Figure collection entries
▽

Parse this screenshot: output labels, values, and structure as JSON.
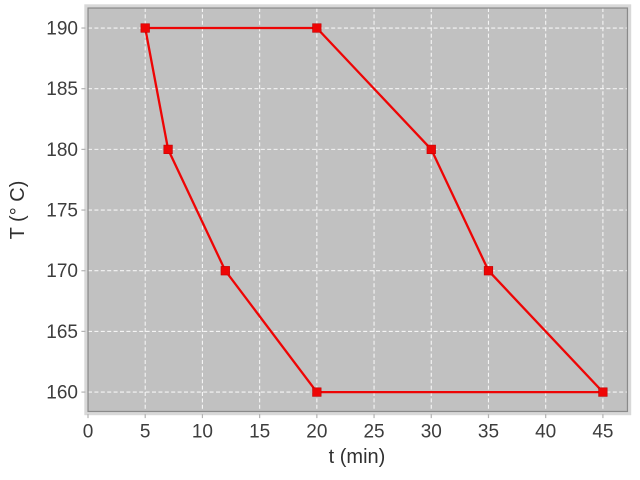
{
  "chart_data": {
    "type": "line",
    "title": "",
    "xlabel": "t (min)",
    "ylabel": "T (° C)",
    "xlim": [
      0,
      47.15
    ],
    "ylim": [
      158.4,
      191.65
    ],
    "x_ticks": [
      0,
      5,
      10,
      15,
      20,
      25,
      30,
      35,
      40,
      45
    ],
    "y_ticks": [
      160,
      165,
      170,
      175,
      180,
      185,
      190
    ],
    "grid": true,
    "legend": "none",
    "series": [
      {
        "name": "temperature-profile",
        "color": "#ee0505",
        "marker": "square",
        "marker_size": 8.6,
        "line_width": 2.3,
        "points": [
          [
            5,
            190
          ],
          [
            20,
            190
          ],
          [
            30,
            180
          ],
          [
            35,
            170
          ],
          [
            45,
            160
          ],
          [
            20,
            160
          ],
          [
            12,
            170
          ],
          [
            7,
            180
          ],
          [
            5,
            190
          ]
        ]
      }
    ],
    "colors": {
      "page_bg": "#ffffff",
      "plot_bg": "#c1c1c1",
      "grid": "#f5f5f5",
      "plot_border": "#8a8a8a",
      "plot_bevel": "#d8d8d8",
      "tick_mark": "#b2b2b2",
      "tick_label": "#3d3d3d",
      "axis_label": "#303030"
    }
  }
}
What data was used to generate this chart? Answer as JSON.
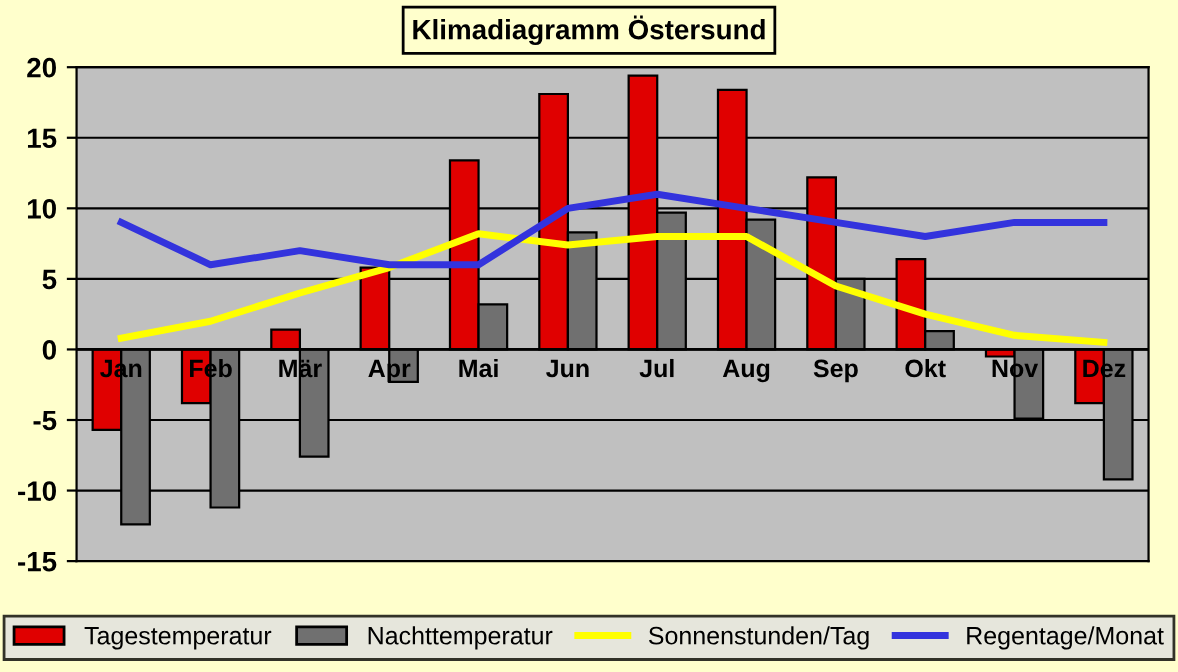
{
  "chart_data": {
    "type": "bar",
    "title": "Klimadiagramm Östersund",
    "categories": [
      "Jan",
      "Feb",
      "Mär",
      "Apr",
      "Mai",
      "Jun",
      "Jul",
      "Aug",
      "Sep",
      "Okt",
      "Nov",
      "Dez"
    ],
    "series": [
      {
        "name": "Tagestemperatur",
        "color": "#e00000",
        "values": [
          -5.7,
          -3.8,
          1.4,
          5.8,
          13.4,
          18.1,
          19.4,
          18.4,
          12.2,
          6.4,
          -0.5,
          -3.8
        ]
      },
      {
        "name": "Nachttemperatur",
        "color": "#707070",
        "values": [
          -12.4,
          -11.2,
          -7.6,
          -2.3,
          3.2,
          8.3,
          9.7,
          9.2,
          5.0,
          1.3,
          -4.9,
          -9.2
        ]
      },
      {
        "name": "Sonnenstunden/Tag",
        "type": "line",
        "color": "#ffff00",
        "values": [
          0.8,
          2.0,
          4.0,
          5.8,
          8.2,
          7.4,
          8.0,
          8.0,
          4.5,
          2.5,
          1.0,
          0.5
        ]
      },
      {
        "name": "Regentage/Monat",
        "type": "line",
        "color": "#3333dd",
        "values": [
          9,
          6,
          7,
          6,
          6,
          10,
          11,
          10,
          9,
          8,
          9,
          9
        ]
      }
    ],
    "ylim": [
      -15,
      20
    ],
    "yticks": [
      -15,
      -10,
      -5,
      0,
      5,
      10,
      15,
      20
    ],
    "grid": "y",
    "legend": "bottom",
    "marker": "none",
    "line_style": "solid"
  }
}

△
▽

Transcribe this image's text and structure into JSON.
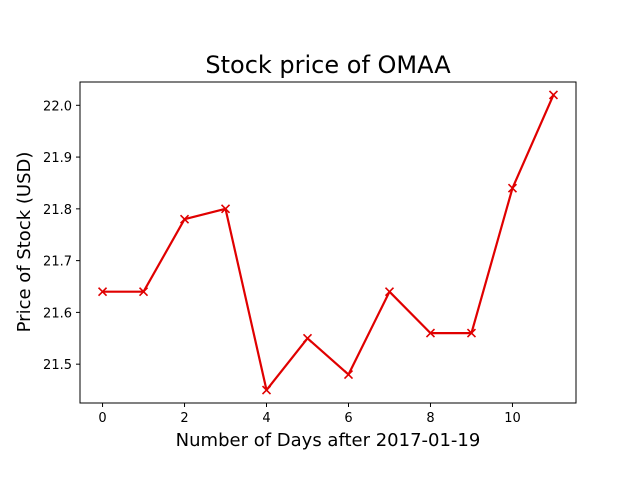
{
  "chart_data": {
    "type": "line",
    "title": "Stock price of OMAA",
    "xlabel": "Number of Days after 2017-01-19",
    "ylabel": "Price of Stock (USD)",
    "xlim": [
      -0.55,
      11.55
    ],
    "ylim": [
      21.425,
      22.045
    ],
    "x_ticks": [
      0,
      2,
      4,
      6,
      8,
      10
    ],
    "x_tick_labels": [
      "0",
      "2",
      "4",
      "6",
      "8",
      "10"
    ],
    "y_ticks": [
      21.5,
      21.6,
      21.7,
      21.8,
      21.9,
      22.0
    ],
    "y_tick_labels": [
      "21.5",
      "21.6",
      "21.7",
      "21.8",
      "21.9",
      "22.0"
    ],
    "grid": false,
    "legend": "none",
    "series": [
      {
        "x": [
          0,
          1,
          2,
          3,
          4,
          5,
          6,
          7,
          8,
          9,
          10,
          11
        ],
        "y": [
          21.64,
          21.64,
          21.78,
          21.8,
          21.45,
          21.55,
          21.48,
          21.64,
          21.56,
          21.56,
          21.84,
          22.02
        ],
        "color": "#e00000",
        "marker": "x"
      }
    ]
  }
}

△
▽

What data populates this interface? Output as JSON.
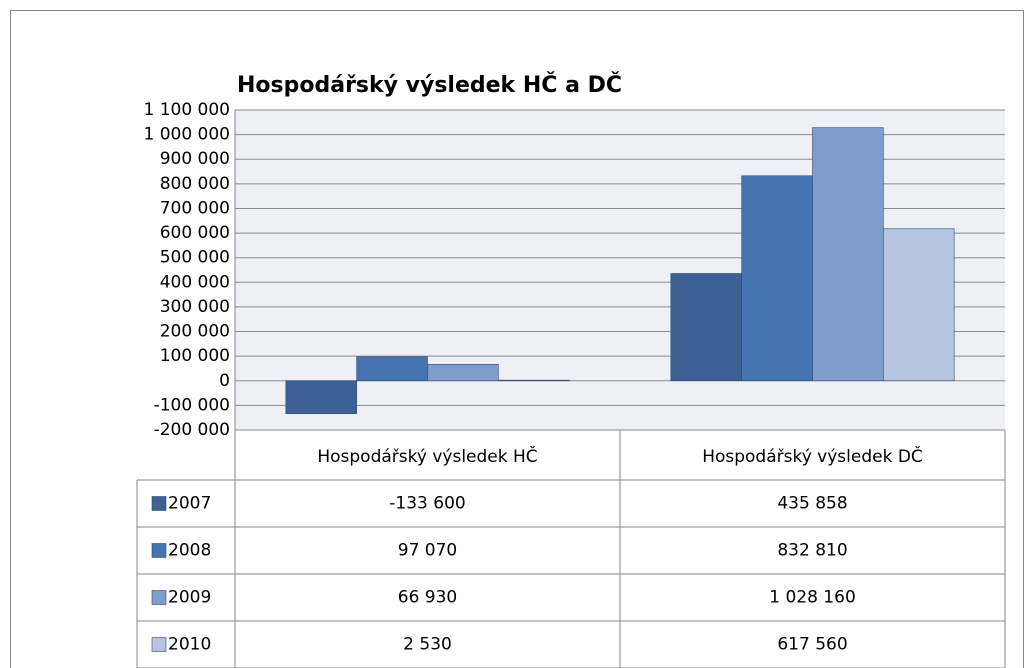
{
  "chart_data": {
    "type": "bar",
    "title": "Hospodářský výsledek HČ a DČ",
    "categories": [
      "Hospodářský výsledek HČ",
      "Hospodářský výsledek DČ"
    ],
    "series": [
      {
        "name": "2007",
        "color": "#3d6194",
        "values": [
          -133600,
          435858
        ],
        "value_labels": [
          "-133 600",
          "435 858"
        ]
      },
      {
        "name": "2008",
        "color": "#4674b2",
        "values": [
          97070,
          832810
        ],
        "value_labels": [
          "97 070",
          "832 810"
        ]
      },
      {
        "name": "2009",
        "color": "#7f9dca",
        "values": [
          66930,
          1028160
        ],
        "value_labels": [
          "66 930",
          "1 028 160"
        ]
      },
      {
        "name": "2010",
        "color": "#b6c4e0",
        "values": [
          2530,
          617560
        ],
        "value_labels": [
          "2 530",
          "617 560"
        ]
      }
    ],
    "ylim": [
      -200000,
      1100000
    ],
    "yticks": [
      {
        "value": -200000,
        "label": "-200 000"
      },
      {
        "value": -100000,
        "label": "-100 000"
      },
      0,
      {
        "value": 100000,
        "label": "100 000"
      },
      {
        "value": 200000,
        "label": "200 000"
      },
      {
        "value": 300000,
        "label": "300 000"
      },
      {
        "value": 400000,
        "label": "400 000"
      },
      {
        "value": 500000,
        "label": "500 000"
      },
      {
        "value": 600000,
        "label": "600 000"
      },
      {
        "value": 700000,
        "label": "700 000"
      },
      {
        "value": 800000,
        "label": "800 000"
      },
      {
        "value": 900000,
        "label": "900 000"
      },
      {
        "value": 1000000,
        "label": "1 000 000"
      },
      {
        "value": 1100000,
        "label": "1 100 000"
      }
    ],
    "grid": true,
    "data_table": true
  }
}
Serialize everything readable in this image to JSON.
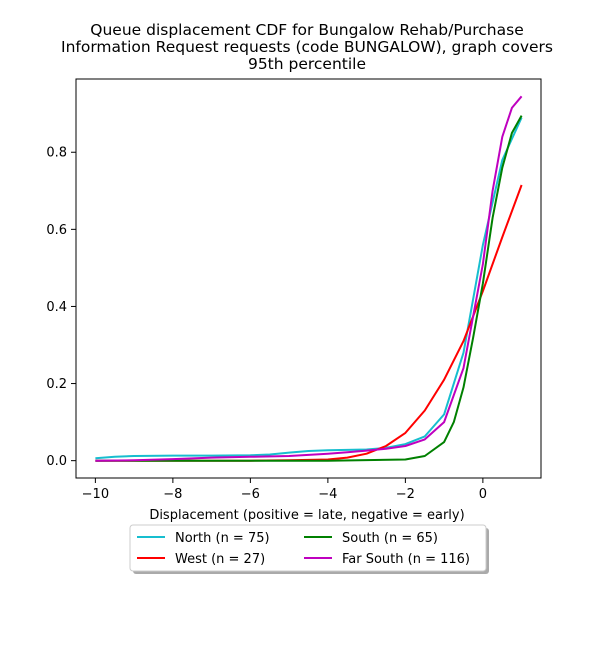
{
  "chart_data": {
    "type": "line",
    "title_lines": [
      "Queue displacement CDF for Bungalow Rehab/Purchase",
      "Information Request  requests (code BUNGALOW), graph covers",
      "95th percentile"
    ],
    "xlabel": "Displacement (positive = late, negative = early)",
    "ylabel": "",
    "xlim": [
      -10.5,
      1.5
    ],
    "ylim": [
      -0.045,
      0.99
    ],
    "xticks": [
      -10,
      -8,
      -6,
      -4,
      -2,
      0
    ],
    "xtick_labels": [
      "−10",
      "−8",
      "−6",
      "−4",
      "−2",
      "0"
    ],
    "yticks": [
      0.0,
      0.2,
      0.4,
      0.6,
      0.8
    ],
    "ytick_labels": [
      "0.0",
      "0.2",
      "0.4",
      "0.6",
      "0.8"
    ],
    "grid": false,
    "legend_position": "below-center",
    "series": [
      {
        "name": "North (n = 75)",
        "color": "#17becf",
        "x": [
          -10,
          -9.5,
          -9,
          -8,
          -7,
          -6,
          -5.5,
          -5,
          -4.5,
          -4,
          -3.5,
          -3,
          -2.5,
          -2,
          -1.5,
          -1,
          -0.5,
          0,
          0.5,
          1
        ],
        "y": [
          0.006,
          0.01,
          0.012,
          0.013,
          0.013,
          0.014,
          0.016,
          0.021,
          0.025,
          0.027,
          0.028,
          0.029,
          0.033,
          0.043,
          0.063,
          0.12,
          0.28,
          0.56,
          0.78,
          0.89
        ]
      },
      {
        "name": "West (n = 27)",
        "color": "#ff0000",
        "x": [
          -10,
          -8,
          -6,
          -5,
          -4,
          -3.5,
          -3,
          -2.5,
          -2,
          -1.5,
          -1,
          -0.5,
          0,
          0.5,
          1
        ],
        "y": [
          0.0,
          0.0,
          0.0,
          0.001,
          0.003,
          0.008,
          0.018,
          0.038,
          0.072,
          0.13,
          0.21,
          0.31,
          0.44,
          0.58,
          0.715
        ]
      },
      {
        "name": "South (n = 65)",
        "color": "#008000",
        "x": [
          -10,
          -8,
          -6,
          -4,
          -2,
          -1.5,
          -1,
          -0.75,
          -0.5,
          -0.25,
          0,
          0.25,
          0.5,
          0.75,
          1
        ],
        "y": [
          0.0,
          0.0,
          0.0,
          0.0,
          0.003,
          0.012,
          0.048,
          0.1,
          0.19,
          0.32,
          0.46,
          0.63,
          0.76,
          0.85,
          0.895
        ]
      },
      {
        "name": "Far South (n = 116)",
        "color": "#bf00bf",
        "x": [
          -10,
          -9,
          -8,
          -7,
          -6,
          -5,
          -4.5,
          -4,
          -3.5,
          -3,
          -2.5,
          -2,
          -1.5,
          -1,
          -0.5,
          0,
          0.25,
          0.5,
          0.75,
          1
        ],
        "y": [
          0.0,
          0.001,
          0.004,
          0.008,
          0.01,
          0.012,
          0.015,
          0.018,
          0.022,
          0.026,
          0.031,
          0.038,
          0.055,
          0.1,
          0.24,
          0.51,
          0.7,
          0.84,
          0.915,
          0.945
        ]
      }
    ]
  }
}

△

Exercise requirements »
Sift the material for lines with the string "JSON". Copy each one found.

Reply to the exercise »
Parse this screenshot: output labels, values, and structure as JSON.
What data was used to generate this chart? Answer as JSON.
Transcribe this image's text and structure into JSON.
What data populates this interface? Output as JSON.
Serialize everything readable in this image to JSON.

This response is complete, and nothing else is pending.